> _THE EXERCISE_
Each entry in the listing below should be restated word for word.

────────────────────────────────────────

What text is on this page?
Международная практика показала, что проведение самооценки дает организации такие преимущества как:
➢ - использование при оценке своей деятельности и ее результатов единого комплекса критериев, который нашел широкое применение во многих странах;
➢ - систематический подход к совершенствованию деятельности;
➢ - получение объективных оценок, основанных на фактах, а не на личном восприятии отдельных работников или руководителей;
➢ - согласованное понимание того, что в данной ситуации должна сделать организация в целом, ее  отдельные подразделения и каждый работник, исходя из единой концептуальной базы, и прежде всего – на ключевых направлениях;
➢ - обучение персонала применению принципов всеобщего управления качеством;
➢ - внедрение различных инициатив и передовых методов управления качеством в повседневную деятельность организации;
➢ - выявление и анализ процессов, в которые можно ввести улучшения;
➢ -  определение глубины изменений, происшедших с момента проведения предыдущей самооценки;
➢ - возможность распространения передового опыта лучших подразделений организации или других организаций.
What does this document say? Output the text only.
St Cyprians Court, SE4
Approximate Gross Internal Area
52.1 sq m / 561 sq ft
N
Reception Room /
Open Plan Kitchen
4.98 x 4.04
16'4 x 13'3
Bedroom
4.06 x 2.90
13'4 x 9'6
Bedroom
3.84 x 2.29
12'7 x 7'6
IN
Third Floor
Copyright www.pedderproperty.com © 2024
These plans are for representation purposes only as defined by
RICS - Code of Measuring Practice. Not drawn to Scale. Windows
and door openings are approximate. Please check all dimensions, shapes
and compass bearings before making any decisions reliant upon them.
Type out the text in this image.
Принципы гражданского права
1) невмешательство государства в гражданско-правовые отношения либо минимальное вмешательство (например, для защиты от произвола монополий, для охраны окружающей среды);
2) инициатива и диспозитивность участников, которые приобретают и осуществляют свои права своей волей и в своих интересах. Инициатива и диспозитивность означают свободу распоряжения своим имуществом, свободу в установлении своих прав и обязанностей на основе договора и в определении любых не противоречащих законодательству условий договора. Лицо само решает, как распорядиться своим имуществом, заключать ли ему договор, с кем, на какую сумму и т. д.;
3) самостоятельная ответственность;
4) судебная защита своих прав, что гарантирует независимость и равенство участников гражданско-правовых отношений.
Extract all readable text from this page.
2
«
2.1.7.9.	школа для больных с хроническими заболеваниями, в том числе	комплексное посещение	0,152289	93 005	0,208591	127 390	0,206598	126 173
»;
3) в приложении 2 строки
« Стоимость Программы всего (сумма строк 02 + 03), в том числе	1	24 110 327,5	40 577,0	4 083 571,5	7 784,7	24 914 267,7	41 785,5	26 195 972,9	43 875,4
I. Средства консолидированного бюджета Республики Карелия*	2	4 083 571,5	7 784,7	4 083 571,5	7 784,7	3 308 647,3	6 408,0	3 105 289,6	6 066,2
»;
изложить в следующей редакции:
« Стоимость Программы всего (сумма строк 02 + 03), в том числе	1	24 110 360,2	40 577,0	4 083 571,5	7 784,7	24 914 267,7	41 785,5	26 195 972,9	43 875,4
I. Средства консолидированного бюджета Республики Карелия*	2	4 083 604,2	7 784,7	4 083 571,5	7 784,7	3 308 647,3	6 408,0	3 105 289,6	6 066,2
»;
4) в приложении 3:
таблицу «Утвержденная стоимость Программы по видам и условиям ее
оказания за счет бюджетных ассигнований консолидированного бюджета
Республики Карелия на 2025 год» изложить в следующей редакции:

────────────────────────────────────────

> _CORRECT ANSWER_
What text is on this page?
Международная практика показала, что проведение самооценки дает организации такие преимущества как:
➢ - использование при оценке своей деятельности и ее результатов единого комплекса критериев, который нашел широкое применение во многих странах;
➢ - систематический подход к совершенствованию деятельности;
➢ - получение объективных оценок, основанных на фактах, а не на личном восприятии отдельных работников или руководителей;
➢ - согласованное понимание того, что в данной ситуации должна сделать организация в целом, ее  отдельные подразделения и каждый работник, исходя из единой концептуальной базы, и прежде всего – на ключевых направлениях;
➢ - обучение персонала применению принципов всеобщего управления качеством;
➢ - внедрение различных инициатив и передовых методов управления качеством в повседневную деятельность организации;
➢ - выявление и анализ процессов, в которые можно ввести улучшения;
➢ -  определение глубины изменений, происшедших с момента проведения предыдущей самооценки;
➢ - возможность распространения передового опыта лучших подразделений организации или других организаций.
What does this document say? Output the text only.
St Cyprians Court, SE4
Approximate Gross Internal Area
52.1 sq m / 561 sq ft
N
Reception Room /
Open Plan Kitchen
4.98 x 4.04
16'4 x 13'3
Bedroom
4.06 x 2.90
13'4 x 9'6
Bedroom
3.84 x 2.29
12'7 x 7'6
IN
Third Floor
Copyright www.pedderproperty.com © 2024
These plans are for representation purposes only as defined by
RICS - Code of Measuring Practice. Not drawn to Scale. Windows
and door openings are approximate. Please check all dimensions, shapes
and compass bearings before making any decisions reliant upon them.
Type out the text in this image.
Принципы гражданского права
1) невмешательство государства в гражданско-правовые отношения либо минимальное вмешательство (например, для защиты от произвола монополий, для охраны окружающей среды);
2) инициатива и диспозитивность участников, которые приобретают и осуществляют свои права своей волей и в своих интересах. Инициатива и диспозитивность означают свободу распоряжения своим имуществом, свободу в установлении своих прав и обязанностей на основе договора и в определении любых не противоречащих законодательству условий договора. Лицо само решает, как распорядиться своим имуществом, заключать ли ему договор, с кем, на какую сумму и т. д.;
3) самостоятельная ответственность;
4) судебная защита своих прав, что гарантирует независимость и равенство участников гражданско-правовых отношений.
Extract all readable text from this page.
2
«
2.1.7.9.	школа для больных с хроническими заболеваниями, в том числе	комплексное посещение	0,152289	93 005	0,208591	127 390	0,206598	126 173
»;
3) в приложении 2 строки
« Стоимость Программы всего (сумма строк 02 + 03), в том числе	1	24 110 327,5	40 577,0	4 083 571,5	7 784,7	24 914 267,7	41 785,5	26 195 972,9	43 875,4
I. Средства консолидированного бюджета Республики Карелия*	2	4 083 571,5	7 784,7	4 083 571,5	7 784,7	3 308 647,3	6 408,0	3 105 289,6	6 066,2
»;
изложить в следующей редакции:
« Стоимость Программы всего (сумма строк 02 + 03), в том числе	1	24 110 360,2	40 577,0	4 083 571,5	7 784,7	24 914 267,7	41 785,5	26 195 972,9	43 875,4
I. Средства консолидированного бюджета Республики Карелия*	2	4 083 604,2	7 784,7	4 083 571,5	7 784,7	3 308 647,3	6 408,0	3 105 289,6	6 066,2
»;
4) в приложении 3:
таблицу «Утвержденная стоимость Программы по видам и условиям ее
оказания за счет бюджетных ассигнований консолидированного бюджета
Республики Карелия на 2025 год» изложить в следующей редакции:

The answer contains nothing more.